DESCRIPTION OF THE TASK. Every line of the data that contains the string "odgovora" must be copied.

━━ SOURCE MATERIAL ━━

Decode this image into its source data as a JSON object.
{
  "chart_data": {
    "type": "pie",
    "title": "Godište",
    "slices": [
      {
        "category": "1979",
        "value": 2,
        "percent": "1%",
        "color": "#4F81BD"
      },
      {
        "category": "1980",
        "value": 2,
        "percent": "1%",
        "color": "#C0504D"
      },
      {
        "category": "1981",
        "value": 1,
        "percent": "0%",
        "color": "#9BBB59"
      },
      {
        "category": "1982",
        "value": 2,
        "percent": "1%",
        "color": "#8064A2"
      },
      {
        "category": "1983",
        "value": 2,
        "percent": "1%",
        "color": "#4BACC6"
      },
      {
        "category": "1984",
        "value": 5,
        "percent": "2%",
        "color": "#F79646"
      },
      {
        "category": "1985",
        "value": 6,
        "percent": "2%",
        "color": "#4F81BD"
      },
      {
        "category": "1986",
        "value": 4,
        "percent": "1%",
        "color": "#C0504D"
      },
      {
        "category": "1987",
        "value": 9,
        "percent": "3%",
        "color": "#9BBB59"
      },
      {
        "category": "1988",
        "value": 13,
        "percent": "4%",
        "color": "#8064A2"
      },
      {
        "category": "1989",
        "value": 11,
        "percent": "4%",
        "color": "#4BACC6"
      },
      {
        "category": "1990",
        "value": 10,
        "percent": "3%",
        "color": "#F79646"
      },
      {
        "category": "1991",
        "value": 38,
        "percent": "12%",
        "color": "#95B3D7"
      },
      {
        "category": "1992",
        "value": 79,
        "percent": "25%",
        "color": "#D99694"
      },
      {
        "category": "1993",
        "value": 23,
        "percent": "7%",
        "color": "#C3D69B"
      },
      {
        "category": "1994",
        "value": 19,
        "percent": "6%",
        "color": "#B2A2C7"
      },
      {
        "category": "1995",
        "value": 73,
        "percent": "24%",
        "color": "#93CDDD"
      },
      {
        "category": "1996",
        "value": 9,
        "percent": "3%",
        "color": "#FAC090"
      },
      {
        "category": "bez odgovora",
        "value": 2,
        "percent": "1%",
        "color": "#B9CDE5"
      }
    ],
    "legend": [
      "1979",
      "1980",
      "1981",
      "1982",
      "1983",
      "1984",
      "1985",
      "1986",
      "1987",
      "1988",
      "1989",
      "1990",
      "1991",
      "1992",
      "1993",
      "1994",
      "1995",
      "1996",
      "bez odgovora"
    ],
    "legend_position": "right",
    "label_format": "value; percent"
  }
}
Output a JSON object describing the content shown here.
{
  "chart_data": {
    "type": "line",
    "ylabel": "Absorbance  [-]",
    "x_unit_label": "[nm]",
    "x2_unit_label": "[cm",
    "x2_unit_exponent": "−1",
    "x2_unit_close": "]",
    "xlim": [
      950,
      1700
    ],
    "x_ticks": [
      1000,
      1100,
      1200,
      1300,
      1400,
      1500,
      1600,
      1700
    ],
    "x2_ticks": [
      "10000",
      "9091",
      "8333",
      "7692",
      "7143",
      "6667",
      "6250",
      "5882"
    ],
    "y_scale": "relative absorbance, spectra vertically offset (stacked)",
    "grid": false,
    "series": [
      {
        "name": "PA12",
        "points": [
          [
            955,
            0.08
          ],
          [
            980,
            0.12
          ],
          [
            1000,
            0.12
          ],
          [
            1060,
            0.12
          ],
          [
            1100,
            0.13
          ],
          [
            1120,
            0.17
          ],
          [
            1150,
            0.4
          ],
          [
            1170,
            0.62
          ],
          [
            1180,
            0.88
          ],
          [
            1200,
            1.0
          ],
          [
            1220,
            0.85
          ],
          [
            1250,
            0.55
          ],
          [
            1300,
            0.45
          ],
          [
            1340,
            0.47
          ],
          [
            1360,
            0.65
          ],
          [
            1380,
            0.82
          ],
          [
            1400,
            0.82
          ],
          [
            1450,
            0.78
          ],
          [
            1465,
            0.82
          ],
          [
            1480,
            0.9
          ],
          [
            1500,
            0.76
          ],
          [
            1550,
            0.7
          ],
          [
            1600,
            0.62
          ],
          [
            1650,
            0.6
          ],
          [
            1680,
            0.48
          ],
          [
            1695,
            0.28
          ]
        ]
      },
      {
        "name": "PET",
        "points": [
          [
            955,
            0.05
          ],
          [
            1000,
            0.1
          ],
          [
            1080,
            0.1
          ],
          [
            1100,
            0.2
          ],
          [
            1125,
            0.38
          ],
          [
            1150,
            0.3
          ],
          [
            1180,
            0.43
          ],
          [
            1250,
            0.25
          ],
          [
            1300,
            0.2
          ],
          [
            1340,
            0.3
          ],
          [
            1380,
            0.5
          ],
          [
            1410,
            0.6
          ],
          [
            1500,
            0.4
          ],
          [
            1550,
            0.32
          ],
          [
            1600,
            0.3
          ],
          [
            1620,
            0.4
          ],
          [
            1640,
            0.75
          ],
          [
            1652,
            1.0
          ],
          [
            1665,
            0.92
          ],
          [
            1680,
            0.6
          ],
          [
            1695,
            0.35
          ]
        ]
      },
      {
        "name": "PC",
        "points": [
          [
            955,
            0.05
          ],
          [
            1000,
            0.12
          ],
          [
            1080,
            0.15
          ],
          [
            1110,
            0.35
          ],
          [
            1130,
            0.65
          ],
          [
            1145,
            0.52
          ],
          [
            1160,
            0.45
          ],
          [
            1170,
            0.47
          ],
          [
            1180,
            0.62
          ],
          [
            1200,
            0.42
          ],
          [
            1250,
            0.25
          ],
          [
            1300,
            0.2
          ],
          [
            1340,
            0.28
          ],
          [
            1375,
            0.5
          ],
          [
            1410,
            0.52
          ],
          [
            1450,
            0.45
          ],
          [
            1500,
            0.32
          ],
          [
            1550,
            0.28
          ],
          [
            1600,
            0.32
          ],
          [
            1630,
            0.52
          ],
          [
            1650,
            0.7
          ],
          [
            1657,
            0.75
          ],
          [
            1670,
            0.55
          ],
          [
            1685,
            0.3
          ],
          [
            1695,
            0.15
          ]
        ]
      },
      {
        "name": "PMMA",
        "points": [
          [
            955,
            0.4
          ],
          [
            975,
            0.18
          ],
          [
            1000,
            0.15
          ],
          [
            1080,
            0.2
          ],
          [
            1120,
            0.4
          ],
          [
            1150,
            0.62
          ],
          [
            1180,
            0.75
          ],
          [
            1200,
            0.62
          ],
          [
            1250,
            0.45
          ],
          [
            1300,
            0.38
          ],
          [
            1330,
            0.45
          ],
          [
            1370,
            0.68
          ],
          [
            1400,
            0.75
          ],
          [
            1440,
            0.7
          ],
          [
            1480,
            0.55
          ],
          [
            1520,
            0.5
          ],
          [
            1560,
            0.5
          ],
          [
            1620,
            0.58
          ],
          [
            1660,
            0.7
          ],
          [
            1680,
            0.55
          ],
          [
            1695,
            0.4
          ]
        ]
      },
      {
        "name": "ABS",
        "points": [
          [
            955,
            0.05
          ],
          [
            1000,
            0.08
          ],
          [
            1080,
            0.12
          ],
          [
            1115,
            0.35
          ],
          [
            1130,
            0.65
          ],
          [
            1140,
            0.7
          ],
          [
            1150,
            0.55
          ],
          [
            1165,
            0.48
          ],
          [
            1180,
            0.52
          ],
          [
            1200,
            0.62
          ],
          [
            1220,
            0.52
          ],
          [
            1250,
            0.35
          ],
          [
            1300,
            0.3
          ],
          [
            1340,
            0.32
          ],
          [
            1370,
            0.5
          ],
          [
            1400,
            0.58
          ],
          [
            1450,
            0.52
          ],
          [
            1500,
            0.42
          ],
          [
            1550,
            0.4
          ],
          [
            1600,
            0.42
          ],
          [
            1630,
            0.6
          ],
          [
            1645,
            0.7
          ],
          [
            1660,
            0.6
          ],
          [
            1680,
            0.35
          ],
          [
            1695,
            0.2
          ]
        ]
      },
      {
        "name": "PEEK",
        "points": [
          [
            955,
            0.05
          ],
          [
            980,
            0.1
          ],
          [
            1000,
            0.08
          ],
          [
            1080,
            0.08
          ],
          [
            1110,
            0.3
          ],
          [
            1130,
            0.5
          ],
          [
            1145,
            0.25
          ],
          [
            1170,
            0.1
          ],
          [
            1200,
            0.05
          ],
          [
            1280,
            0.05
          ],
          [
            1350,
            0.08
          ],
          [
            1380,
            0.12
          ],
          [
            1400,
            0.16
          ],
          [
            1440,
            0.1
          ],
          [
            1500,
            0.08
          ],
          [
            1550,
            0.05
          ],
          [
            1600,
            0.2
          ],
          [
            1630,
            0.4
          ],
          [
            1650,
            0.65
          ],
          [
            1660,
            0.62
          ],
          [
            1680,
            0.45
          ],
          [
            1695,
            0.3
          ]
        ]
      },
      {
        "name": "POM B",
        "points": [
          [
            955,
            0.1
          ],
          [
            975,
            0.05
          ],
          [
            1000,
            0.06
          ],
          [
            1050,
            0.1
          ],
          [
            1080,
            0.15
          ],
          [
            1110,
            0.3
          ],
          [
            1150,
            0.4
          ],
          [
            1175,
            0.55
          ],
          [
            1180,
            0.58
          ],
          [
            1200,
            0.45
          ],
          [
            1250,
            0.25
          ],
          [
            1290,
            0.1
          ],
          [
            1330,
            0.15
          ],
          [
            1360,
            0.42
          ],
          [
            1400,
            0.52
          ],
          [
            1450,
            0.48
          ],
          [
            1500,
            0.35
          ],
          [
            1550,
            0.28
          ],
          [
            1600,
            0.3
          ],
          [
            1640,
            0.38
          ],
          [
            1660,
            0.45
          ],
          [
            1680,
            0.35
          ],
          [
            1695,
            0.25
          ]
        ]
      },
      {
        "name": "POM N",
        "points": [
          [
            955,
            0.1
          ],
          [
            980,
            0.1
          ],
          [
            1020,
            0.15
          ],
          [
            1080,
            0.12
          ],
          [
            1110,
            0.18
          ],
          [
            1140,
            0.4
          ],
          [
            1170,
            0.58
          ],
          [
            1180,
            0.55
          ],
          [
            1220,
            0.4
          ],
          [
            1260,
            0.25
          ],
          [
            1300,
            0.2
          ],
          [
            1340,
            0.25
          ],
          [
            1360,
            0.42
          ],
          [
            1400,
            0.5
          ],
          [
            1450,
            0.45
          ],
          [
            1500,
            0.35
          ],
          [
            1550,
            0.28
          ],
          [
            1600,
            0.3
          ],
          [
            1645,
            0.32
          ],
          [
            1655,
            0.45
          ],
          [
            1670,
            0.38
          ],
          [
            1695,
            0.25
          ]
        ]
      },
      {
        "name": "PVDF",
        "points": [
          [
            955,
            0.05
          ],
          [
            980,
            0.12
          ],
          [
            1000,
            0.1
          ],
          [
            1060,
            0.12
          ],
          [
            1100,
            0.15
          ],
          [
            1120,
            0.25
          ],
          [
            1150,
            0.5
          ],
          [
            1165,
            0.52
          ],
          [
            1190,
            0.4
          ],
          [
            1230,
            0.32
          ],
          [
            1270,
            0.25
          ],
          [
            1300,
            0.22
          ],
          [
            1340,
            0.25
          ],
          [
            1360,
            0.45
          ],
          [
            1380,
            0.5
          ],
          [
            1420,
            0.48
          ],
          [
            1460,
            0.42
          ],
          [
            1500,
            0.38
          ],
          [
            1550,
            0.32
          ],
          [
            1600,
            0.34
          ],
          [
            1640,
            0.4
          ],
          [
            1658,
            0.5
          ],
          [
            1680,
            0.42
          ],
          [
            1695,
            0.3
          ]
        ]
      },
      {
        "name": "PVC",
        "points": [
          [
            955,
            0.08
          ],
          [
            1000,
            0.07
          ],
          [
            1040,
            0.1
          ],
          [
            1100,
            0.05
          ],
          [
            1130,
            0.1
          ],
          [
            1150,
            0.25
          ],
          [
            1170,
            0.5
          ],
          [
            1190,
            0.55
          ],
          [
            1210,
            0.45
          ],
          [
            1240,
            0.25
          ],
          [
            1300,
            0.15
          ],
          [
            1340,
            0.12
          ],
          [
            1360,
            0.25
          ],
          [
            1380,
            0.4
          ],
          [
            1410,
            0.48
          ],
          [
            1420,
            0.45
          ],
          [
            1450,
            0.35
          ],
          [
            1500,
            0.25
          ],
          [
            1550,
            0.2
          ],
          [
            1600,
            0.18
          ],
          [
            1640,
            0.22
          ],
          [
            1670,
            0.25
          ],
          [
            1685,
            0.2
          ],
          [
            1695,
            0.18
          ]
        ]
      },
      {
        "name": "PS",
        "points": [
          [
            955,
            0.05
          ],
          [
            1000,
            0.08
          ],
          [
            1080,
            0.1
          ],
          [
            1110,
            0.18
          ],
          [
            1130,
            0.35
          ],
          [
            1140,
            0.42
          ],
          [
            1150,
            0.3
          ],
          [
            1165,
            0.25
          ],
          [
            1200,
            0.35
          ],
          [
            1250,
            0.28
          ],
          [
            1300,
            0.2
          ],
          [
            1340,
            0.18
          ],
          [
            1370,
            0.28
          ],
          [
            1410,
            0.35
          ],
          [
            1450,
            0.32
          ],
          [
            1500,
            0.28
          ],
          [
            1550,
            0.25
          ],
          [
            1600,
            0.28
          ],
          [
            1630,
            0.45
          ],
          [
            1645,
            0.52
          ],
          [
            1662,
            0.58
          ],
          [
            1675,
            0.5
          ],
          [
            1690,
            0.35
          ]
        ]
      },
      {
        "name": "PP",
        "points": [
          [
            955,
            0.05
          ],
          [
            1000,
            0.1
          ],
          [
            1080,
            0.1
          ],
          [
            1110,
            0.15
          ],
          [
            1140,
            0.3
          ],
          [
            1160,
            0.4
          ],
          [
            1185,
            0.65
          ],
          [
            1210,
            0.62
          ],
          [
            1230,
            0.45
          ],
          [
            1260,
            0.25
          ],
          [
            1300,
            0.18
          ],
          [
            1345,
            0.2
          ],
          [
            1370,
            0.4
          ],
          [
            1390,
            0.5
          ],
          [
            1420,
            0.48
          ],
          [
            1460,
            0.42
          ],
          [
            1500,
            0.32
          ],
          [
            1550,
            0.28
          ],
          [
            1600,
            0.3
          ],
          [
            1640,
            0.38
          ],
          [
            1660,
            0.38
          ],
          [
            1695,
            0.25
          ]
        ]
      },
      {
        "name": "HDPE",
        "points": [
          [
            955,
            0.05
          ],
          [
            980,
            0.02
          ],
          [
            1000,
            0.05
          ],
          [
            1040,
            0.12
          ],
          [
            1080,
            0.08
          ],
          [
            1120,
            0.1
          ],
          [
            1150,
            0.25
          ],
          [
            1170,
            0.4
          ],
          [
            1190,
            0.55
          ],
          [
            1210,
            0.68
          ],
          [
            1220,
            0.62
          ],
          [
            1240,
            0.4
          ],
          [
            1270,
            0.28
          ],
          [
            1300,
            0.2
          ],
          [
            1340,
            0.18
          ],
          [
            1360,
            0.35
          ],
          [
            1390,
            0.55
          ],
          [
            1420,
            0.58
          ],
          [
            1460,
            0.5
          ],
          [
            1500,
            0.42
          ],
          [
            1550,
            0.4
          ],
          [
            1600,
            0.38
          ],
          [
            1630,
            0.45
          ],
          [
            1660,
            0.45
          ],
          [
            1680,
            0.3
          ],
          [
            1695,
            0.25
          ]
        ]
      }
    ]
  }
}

━━━

ANSWER TO THE PROBLEM.
        "category": "bez odgovora",
      "bez odgovora"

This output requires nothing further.